* **Raw records**
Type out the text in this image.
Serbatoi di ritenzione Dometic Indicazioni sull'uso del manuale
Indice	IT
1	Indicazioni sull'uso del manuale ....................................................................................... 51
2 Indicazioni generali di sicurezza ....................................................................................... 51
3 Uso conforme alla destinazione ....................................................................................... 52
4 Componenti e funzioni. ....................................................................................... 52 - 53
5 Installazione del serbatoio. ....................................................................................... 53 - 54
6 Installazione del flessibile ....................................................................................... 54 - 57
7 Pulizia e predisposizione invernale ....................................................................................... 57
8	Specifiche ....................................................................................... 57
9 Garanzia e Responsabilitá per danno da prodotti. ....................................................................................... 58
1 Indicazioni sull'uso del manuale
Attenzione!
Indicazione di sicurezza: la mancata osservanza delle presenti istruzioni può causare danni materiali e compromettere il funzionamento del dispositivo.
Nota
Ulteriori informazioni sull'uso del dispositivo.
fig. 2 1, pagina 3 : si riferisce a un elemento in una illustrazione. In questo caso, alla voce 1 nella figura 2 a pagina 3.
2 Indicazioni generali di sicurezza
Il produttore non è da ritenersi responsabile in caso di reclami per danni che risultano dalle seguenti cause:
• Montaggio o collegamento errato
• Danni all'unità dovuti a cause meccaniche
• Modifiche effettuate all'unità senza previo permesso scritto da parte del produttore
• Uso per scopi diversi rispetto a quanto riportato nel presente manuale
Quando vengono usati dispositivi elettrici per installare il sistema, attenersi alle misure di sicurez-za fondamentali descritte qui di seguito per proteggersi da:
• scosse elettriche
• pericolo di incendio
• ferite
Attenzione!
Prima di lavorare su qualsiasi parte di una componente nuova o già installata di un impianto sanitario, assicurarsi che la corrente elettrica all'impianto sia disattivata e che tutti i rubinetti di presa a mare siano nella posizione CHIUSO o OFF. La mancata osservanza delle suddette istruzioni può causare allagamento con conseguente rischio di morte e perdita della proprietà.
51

* **Your goal**
Restate every line of the data word for word.

* **Task output**
Type out the text in this image.
Serbatoi di ritenzione Dometic Indicazioni sull'uso del manuale
Indice	IT
1	Indicazioni sull'uso del manuale ....................................................................................... 51
2 Indicazioni generali di sicurezza ....................................................................................... 51
3 Uso conforme alla destinazione ....................................................................................... 52
4 Componenti e funzioni. ....................................................................................... 52 - 53
5 Installazione del serbatoio. ....................................................................................... 53 - 54
6 Installazione del flessibile ....................................................................................... 54 - 57
7 Pulizia e predisposizione invernale ....................................................................................... 57
8	Specifiche ....................................................................................... 57
9 Garanzia e Responsabilitá per danno da prodotti. ....................................................................................... 58
1 Indicazioni sull'uso del manuale
Attenzione!
Indicazione di sicurezza: la mancata osservanza delle presenti istruzioni può causare danni materiali e compromettere il funzionamento del dispositivo.
Nota
Ulteriori informazioni sull'uso del dispositivo.
fig. 2 1, pagina 3 : si riferisce a un elemento in una illustrazione. In questo caso, alla voce 1 nella figura 2 a pagina 3.
2 Indicazioni generali di sicurezza
Il produttore non è da ritenersi responsabile in caso di reclami per danni che risultano dalle seguenti cause:
• Montaggio o collegamento errato
• Danni all'unità dovuti a cause meccaniche
• Modifiche effettuate all'unità senza previo permesso scritto da parte del produttore
• Uso per scopi diversi rispetto a quanto riportato nel presente manuale
Quando vengono usati dispositivi elettrici per installare il sistema, attenersi alle misure di sicurez-za fondamentali descritte qui di seguito per proteggersi da:
• scosse elettriche
• pericolo di incendio
• ferite
Attenzione!
Prima di lavorare su qualsiasi parte di una componente nuova o già installata di un impianto sanitario, assicurarsi che la corrente elettrica all'impianto sia disattivata e che tutti i rubinetti di presa a mare siano nella posizione CHIUSO o OFF. La mancata osservanza delle suddette istruzioni può causare allagamento con conseguente rischio di morte e perdita della proprietà.
51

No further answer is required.